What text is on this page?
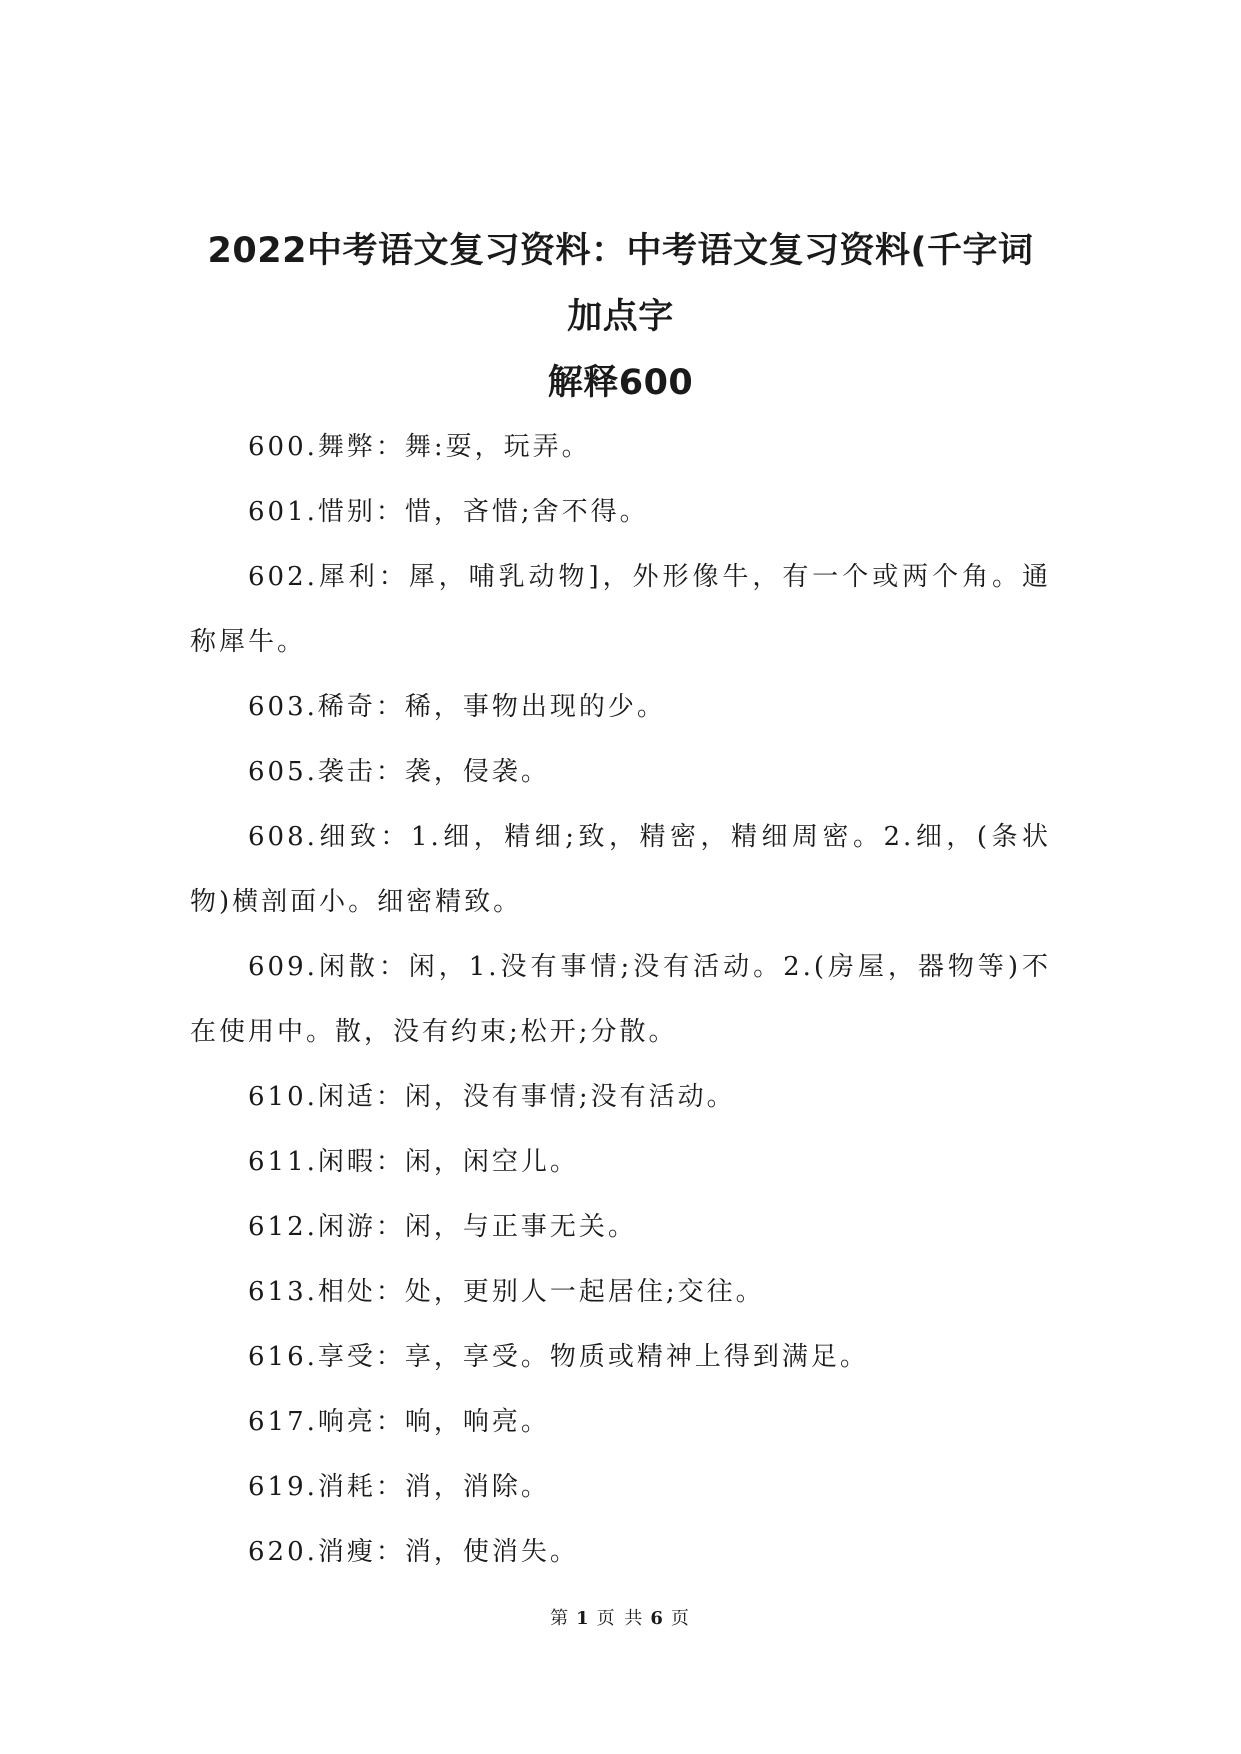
2022中考语文复习资料：中考语文复习资料(千字词加点字
解释600

600.舞弊：舞:耍，玩弄。

601.惜别：惜，吝惜;舍不得。

602.犀利：犀，哺乳动物]，外形像牛，有一个或两个角。通称犀牛。

603.稀奇：稀，事物出现的少。

605.袭击：袭，侵袭。

608.细致：1.细，精细;致，精密，精细周密。2.细，(条状物)横剖面小。细密精致。

609.闲散：闲，1.没有事情;没有活动。2.(房屋，器物等)不在使用中。散，没有约束;松开;分散。

610.闲适：闲，没有事情;没有活动。

611.闲暇：闲，闲空儿。

612.闲游：闲，与正事无关。

613.相处：处，更别人一起居住;交往。

616.享受：享，享受。物质或精神上得到满足。

617.响亮：响，响亮。

619.消耗：消，消除。

620.消瘦：消，使消失。

第 1 页 共 6 页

** PROBLEM **
Search the entries for the word "没有活动" and pick out every line that holds it.

** SOLUTION TO THE EXERCISE **
609.闲散：闲，1.没有事情;没有活动。2.(房屋，器物等)不在使用中。散，没有约束;松开;分散。
610.闲适：闲，没有事情;没有活动。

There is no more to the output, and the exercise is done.